• **EXERCISE DIRECTIONS**
Write out all of the records precisely. Skip anything that is a picture.

--

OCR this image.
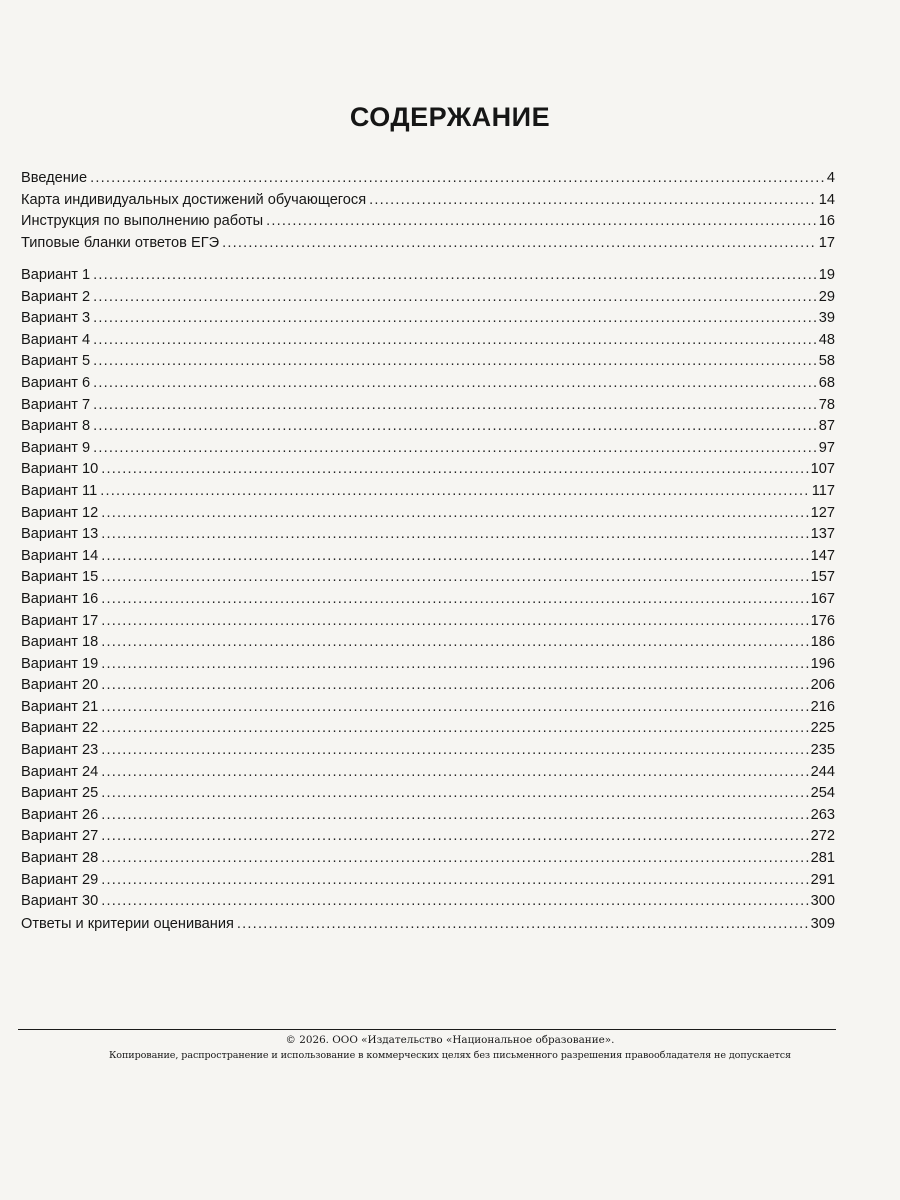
СОДЕРЖАНИЕ
Введение .....	4
Карта индивидуальных достижений обучающегося .....	14
Инструкция по выполнению работы .....	16
Типовые бланки ответов ЕГЭ .....	17
Вариант 1 .....	19
Вариант 2 .....	29
Вариант 3 .....	39
Вариант 4 .....	48
Вариант 5 .....	58
Вариант 6 .....	68
Вариант 7 .....	78
Вариант 8 .....	87
Вариант 9 .....	97
Вариант 10 .....	107
Вариант 11 .....	117
Вариант 12 .....	127
Вариант 13 .....	137
Вариант 14 .....	147
Вариант 15 .....	157
Вариант 16 .....	167
Вариант 17 .....	176
Вариант 18 .....	186
Вариант 19 .....	196
Вариант 20 .....	206
Вариант 21 .....	216
Вариант 22 .....	225
Вариант 23 .....	235
Вариант 24 .....	244
Вариант 25 .....	254
Вариант 26 .....	263
Вариант 27 .....	272
Вариант 28 .....	281
Вариант 29 .....	291
Вариант 30 .....	300
Ответы и критерии оценивания .....	309
© 2026. ООО «Издательство «Национальное образование».
Копирование, распространение и использование в коммерческих целях без письменного разрешения правообладателя не допускается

--

• **SOLUTION TO THIS TASK**
OCR this image.
СОДЕРЖАНИЕ
Введение .....	4
Карта индивидуальных достижений обучающегося .....	14
Инструкция по выполнению работы .....	16
Типовые бланки ответов ЕГЭ .....	17
Вариант 1 .....	19
Вариант 2 .....	29
Вариант 3 .....	39
Вариант 4 .....	48
Вариант 5 .....	58
Вариант 6 .....	68
Вариант 7 .....	78
Вариант 8 .....	87
Вариант 9 .....	97
Вариант 10 .....	107
Вариант 11 .....	117
Вариант 12 .....	127
Вариант 13 .....	137
Вариант 14 .....	147
Вариант 15 .....	157
Вариант 16 .....	167
Вариант 17 .....	176
Вариант 18 .....	186
Вариант 19 .....	196
Вариант 20 .....	206
Вариант 21 .....	216
Вариант 22 .....	225
Вариант 23 .....	235
Вариант 24 .....	244
Вариант 25 .....	254
Вариант 26 .....	263
Вариант 27 .....	272
Вариант 28 .....	281
Вариант 29 .....	291
Вариант 30 .....	300
Ответы и критерии оценивания .....	309
© 2026. ООО «Издательство «Национальное образование».
Копирование, распространение и использование в коммерческих целях без письменного разрешения правообладателя не допускается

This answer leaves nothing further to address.